Start of Exercise inputs
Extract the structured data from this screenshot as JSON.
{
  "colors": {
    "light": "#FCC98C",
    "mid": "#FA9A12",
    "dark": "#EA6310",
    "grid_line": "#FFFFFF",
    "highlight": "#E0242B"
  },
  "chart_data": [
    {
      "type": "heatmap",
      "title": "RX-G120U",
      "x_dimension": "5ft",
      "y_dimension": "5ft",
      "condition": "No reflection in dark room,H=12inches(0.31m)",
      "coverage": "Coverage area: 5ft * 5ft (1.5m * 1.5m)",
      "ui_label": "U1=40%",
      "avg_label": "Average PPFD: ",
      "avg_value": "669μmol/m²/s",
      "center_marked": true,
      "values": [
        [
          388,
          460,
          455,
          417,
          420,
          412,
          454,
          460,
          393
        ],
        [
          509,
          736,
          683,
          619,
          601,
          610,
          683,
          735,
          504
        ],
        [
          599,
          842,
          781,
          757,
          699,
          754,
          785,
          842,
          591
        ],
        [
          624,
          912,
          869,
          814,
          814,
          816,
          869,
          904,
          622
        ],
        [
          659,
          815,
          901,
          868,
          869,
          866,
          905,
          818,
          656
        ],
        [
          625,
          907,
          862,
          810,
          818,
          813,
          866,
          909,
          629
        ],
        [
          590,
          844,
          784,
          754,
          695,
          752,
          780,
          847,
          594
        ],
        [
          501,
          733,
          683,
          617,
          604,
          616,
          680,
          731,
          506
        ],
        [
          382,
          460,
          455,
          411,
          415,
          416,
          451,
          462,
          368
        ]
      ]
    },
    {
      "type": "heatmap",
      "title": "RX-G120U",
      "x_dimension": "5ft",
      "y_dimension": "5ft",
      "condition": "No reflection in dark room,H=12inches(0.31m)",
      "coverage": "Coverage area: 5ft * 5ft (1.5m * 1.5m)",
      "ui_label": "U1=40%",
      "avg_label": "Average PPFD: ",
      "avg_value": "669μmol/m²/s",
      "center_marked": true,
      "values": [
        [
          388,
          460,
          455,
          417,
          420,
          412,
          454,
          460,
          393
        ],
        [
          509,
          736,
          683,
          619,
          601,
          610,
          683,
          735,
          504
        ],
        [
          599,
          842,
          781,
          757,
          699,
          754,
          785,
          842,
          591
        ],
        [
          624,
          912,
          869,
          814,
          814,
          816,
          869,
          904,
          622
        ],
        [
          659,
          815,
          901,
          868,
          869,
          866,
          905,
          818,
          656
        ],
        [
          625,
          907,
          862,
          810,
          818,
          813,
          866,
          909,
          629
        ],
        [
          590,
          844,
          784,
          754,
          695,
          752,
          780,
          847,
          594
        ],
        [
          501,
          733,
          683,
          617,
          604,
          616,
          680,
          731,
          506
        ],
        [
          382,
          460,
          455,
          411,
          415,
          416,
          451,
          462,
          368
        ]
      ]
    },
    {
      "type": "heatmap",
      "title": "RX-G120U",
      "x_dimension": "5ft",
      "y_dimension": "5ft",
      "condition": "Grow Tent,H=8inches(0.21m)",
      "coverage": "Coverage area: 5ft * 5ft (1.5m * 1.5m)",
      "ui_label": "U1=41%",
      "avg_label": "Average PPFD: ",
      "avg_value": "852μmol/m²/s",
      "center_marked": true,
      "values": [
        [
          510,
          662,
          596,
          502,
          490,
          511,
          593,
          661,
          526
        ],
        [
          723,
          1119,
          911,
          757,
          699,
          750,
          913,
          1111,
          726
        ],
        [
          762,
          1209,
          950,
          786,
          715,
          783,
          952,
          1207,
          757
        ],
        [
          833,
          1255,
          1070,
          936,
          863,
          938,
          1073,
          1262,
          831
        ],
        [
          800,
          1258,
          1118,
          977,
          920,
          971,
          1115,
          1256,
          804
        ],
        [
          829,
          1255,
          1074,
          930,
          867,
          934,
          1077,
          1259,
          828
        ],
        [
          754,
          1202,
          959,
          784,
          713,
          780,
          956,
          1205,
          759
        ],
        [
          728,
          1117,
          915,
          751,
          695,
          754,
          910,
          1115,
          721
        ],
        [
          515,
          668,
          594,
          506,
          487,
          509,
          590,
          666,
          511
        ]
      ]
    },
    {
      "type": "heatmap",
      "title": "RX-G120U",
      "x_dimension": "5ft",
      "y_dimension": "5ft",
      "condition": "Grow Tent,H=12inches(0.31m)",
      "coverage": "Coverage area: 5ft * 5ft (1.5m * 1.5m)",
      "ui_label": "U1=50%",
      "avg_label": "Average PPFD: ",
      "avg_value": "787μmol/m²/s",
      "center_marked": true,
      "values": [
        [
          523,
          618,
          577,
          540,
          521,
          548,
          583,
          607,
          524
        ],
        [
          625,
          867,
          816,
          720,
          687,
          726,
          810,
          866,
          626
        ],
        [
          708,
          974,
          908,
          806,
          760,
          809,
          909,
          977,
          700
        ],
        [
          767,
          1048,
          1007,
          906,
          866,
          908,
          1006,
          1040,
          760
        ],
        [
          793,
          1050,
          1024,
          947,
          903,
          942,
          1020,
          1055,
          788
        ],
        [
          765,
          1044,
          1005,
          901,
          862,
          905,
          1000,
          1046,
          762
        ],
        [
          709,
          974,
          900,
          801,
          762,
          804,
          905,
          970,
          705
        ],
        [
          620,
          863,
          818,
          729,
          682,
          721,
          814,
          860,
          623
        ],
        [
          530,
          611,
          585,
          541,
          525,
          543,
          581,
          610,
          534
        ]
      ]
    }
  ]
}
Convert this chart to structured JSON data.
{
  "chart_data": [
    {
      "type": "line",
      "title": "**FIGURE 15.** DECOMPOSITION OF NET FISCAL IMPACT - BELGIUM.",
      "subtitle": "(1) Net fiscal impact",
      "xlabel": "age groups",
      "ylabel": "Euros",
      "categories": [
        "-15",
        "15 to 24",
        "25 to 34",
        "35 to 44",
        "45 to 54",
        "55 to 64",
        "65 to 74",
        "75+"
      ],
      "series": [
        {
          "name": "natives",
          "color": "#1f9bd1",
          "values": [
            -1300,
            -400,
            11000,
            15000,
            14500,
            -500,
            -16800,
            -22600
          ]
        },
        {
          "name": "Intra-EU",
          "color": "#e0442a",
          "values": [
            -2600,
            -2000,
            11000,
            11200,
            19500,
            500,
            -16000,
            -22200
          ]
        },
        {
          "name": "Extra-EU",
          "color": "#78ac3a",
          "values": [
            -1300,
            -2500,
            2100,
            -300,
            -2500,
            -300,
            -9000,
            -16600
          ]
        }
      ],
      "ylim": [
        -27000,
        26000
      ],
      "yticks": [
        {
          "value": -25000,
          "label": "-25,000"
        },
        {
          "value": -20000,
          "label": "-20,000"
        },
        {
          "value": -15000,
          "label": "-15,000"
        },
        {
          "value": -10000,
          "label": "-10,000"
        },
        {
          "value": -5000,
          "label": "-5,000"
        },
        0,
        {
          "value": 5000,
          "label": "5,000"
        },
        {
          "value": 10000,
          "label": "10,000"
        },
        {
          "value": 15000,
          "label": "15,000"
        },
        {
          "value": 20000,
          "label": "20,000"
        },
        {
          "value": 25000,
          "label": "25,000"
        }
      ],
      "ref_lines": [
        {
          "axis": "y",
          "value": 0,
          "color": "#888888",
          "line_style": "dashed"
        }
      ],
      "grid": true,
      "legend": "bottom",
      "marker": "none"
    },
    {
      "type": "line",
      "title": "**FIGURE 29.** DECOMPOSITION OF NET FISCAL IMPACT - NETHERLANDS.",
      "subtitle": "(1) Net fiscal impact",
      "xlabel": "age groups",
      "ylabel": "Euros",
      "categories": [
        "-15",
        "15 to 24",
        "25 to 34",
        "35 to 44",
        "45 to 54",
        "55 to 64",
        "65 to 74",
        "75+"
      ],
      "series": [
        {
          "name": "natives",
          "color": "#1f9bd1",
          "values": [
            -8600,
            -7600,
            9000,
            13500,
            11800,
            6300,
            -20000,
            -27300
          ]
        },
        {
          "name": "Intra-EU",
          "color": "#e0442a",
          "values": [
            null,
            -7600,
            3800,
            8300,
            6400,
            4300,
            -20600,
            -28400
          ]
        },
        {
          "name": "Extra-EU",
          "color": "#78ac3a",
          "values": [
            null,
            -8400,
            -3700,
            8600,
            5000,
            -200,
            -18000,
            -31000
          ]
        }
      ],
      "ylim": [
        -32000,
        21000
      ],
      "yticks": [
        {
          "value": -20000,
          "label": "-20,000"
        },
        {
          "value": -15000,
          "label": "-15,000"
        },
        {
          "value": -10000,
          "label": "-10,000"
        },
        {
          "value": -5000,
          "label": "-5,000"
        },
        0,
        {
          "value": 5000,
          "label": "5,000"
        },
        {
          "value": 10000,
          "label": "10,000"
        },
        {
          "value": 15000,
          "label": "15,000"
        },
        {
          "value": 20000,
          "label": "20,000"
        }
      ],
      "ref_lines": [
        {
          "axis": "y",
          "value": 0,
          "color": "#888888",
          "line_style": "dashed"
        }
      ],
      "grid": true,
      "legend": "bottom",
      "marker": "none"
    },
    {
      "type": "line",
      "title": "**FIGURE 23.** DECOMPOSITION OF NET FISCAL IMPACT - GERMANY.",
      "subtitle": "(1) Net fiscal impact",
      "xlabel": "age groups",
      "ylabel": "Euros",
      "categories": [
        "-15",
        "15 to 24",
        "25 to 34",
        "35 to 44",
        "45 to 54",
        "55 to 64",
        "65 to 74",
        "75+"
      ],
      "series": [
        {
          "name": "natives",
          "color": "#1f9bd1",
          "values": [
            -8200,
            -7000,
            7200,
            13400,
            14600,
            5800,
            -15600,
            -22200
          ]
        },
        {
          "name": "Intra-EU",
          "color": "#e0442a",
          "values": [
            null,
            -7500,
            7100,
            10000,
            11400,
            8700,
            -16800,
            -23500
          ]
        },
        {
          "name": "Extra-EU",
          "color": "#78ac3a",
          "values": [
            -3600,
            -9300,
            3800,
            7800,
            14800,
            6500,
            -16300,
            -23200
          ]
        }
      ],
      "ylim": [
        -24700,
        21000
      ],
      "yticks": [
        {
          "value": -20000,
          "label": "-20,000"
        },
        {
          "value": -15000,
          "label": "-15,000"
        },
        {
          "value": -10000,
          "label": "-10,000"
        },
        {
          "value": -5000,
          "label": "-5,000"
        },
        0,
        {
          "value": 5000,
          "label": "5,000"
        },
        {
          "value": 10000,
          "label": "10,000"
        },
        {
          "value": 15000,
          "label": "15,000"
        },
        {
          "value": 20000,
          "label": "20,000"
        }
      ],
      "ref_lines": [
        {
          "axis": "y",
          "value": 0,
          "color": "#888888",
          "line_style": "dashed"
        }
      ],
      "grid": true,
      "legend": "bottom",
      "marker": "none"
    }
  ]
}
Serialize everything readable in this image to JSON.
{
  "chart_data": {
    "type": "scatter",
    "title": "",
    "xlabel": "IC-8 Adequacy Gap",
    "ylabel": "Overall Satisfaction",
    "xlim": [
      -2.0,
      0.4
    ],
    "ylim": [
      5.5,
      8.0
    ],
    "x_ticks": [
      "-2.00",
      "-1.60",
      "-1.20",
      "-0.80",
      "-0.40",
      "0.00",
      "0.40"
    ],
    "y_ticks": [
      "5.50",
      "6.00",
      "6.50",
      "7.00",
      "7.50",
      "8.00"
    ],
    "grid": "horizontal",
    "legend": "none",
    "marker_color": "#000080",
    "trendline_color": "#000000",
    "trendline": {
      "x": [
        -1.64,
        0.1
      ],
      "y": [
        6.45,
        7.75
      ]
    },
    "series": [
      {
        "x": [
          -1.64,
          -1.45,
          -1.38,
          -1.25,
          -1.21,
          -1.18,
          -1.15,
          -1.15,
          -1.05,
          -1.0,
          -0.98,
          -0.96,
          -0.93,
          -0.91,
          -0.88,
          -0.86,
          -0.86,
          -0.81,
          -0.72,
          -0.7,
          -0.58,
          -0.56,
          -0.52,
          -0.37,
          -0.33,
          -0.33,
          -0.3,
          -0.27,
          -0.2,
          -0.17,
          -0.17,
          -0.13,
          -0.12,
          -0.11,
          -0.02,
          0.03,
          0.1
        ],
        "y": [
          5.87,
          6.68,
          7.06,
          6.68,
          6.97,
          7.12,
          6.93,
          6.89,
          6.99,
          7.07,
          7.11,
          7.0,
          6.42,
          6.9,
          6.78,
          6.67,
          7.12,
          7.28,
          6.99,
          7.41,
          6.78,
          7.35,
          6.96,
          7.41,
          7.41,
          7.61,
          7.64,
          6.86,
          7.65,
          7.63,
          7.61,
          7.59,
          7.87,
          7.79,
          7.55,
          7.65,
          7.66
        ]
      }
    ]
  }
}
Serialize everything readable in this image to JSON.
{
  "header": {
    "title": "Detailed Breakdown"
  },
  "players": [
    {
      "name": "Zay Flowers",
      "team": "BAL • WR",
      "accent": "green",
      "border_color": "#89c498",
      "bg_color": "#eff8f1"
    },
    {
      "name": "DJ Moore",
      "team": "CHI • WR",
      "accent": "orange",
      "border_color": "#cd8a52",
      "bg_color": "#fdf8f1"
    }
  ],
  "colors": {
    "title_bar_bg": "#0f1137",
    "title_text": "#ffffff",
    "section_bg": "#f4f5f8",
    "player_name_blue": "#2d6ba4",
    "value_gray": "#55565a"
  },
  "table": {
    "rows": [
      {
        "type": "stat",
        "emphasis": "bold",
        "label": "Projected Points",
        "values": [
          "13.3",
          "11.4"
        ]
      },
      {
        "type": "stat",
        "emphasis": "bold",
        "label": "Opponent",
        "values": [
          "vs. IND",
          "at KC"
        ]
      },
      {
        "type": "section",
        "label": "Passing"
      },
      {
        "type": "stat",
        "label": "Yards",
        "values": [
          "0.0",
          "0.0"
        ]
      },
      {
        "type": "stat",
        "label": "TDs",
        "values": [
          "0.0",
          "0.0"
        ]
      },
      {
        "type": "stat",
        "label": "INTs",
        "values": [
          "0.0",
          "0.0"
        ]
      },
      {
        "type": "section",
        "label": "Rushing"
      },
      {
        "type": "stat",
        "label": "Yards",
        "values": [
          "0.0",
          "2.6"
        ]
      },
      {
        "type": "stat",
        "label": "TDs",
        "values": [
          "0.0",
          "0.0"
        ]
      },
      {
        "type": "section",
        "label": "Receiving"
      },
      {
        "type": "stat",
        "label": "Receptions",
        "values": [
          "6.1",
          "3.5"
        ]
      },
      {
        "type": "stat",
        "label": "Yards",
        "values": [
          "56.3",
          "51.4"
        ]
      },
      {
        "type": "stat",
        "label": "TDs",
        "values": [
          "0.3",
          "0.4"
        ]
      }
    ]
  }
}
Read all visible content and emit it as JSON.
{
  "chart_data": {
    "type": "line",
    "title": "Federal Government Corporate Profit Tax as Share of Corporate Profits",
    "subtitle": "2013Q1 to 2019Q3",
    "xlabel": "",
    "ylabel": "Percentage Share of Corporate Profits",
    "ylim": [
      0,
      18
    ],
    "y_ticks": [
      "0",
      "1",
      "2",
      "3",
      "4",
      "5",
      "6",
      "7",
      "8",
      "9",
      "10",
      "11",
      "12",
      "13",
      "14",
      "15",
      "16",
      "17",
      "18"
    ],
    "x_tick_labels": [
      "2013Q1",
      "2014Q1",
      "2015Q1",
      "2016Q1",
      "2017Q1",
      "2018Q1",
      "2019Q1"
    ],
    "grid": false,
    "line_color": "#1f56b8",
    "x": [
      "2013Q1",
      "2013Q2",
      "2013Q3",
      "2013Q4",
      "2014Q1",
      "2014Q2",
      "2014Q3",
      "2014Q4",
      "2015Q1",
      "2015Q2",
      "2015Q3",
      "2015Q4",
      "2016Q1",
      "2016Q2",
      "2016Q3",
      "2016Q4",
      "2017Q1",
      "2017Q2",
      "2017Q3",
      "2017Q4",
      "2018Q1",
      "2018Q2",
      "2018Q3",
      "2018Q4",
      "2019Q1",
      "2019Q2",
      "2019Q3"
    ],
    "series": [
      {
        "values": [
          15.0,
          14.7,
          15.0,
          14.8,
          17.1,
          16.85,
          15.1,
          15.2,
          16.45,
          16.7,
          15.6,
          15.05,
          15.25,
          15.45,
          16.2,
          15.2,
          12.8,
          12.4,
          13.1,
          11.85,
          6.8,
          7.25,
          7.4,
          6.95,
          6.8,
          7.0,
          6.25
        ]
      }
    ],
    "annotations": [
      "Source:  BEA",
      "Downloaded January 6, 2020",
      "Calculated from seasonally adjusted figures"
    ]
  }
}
End of Exercise inputs
▶ [Set exercise]:
From the listing, copy each line containing the word "Profits".

▶ [Written response]:
    "title": "Federal Government Corporate Profit Tax as Share of Corporate Profits",
    "ylabel": "Percentage Share of Corporate Profits",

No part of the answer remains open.